In the listing below, locate the lines that hold the string "JSON". Copy those lines.
-=-=-
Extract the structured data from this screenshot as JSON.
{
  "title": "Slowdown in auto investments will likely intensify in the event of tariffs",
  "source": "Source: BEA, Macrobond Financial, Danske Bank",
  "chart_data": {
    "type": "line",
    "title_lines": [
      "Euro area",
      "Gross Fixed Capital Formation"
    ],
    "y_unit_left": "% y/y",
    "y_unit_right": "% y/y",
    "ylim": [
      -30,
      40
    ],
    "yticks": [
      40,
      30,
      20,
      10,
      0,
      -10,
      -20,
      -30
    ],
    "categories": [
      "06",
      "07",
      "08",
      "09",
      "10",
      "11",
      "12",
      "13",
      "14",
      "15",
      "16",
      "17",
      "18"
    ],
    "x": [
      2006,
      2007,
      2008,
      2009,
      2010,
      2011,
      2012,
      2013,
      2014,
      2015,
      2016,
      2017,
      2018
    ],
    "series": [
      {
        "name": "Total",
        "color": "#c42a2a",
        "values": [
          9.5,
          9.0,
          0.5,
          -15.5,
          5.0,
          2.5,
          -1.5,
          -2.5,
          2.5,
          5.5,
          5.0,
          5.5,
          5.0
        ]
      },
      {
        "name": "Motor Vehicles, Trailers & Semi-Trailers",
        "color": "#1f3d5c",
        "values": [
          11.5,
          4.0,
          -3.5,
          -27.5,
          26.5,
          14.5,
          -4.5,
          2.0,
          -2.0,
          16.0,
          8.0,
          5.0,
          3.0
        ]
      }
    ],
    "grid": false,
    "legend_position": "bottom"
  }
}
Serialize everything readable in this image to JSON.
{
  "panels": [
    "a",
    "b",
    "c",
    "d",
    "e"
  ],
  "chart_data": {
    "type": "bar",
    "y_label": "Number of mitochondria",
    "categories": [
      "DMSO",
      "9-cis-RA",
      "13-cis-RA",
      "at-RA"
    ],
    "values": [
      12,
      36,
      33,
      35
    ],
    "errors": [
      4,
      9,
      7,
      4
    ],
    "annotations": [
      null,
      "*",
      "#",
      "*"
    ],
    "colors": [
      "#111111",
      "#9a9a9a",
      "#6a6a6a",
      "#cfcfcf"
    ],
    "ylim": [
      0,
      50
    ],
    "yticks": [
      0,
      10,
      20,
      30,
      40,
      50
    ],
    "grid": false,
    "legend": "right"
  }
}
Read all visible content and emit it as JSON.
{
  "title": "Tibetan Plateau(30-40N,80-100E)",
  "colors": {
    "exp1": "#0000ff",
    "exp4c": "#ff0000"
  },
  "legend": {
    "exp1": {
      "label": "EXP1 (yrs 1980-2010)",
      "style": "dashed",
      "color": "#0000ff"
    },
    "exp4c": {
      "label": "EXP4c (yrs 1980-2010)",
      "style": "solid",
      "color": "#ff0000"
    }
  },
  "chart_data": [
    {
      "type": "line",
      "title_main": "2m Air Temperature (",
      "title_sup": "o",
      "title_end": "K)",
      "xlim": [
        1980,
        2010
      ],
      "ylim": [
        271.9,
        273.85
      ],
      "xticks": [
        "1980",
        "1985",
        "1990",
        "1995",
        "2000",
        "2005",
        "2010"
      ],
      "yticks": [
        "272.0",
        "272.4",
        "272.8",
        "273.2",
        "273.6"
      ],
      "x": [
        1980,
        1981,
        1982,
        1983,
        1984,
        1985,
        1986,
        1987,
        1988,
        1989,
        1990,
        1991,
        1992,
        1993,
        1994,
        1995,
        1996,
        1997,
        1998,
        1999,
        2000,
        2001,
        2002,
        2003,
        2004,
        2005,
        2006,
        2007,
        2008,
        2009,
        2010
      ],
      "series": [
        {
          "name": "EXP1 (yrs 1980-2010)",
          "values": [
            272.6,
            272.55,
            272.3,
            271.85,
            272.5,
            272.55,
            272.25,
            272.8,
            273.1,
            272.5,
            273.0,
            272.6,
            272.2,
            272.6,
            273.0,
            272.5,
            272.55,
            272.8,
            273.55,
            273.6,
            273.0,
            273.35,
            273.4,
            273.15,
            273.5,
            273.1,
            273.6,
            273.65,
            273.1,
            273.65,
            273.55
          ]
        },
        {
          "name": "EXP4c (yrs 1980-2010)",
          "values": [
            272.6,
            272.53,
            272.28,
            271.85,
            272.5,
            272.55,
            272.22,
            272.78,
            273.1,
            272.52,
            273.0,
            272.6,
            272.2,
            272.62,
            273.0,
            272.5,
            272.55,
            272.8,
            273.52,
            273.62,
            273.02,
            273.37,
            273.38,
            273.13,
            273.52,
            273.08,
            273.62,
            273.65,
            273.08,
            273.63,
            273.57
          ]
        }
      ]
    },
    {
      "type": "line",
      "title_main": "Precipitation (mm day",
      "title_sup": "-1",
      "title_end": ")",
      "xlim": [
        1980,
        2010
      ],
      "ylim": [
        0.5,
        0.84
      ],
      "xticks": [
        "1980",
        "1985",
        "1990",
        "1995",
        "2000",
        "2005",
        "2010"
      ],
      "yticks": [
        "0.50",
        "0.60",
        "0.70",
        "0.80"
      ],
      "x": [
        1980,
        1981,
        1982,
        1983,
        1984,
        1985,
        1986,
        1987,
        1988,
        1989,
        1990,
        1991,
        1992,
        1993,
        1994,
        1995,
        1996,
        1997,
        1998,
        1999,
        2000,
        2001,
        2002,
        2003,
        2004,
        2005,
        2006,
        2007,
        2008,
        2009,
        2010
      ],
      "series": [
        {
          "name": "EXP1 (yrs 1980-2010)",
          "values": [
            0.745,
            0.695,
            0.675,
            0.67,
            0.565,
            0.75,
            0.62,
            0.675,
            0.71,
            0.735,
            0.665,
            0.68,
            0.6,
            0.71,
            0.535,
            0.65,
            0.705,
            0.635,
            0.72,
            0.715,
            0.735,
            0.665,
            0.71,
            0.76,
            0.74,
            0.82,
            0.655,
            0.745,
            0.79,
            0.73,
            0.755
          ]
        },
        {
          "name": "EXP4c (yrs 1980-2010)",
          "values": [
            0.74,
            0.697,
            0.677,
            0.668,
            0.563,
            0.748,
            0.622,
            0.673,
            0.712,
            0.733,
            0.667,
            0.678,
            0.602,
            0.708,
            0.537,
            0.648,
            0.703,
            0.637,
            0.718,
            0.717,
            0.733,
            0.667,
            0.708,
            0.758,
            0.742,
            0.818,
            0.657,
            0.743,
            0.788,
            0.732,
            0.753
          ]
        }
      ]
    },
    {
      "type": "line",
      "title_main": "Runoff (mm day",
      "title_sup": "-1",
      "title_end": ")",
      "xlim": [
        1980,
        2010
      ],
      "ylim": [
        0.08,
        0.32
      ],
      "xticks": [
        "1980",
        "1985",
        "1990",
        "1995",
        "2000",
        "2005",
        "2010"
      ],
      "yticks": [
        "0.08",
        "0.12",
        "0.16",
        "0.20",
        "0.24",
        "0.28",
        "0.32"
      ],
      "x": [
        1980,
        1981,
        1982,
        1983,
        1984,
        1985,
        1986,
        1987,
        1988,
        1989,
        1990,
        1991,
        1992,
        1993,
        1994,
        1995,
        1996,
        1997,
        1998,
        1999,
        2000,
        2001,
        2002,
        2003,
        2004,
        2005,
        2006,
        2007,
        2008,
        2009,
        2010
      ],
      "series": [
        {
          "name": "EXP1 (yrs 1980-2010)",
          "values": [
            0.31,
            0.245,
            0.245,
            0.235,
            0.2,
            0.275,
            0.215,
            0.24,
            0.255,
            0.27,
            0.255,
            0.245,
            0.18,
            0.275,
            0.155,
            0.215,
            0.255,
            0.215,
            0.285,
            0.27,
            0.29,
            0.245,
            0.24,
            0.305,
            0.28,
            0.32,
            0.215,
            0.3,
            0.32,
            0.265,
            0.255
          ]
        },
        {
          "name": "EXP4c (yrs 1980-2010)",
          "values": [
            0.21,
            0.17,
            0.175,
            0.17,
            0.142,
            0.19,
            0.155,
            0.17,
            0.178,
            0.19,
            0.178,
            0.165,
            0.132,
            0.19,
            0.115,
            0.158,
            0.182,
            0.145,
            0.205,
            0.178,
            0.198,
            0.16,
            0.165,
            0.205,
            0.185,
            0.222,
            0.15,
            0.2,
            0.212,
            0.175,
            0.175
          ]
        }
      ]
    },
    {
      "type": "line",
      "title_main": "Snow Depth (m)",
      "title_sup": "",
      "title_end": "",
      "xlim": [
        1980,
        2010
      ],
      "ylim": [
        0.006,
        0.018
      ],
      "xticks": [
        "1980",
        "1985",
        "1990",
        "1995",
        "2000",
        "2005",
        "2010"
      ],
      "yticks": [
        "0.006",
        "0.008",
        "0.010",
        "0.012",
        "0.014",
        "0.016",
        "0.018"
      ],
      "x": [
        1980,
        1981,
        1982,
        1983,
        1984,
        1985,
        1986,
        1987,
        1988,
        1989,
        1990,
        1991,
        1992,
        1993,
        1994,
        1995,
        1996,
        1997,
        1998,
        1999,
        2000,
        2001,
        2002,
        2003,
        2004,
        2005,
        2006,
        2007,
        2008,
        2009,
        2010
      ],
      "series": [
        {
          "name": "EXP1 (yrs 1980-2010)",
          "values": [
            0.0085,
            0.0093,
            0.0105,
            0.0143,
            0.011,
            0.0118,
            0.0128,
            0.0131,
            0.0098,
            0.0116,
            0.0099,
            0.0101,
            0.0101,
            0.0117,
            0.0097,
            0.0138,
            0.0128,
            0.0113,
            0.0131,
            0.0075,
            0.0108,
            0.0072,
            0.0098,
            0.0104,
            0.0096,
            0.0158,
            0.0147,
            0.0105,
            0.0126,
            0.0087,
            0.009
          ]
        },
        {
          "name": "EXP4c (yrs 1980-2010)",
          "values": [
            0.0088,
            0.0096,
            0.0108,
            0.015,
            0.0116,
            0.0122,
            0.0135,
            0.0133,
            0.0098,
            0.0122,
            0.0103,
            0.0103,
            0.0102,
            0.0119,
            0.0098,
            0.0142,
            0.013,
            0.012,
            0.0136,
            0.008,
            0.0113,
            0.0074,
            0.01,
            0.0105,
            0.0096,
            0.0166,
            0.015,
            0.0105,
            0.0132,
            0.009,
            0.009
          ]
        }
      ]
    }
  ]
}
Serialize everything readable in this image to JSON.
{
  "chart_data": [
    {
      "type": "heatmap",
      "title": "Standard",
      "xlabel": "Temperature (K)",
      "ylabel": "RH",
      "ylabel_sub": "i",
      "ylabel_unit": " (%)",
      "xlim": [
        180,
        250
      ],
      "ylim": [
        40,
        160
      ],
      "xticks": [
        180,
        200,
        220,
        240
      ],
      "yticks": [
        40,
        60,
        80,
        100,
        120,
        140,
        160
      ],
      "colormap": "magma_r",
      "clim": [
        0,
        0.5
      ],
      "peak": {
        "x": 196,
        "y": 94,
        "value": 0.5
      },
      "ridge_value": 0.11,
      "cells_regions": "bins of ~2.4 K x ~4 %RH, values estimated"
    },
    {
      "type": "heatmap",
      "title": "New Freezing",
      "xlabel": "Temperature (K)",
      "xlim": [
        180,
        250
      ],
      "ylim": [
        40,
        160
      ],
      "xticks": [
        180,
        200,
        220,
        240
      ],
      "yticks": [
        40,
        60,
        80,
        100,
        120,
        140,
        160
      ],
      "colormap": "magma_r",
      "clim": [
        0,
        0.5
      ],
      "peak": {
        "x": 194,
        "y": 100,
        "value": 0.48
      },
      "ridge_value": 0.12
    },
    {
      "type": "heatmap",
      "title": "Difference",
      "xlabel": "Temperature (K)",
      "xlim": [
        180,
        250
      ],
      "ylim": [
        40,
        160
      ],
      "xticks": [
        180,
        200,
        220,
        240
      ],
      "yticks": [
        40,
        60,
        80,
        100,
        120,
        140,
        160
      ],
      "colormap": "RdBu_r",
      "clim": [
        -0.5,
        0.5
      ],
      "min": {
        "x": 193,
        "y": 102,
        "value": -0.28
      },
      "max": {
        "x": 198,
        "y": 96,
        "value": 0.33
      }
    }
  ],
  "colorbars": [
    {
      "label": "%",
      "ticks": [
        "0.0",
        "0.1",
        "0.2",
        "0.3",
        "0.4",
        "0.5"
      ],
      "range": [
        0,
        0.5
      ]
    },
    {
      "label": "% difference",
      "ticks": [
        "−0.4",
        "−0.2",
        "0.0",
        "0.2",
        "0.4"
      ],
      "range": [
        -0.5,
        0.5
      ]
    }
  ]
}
-=-=-
Output:
Extract the structured data from this screenshot as JSON.
Serialize everything readable in this image to JSON.
Read all visible content and emit it as JSON.
Serialize everything readable in this image to JSON.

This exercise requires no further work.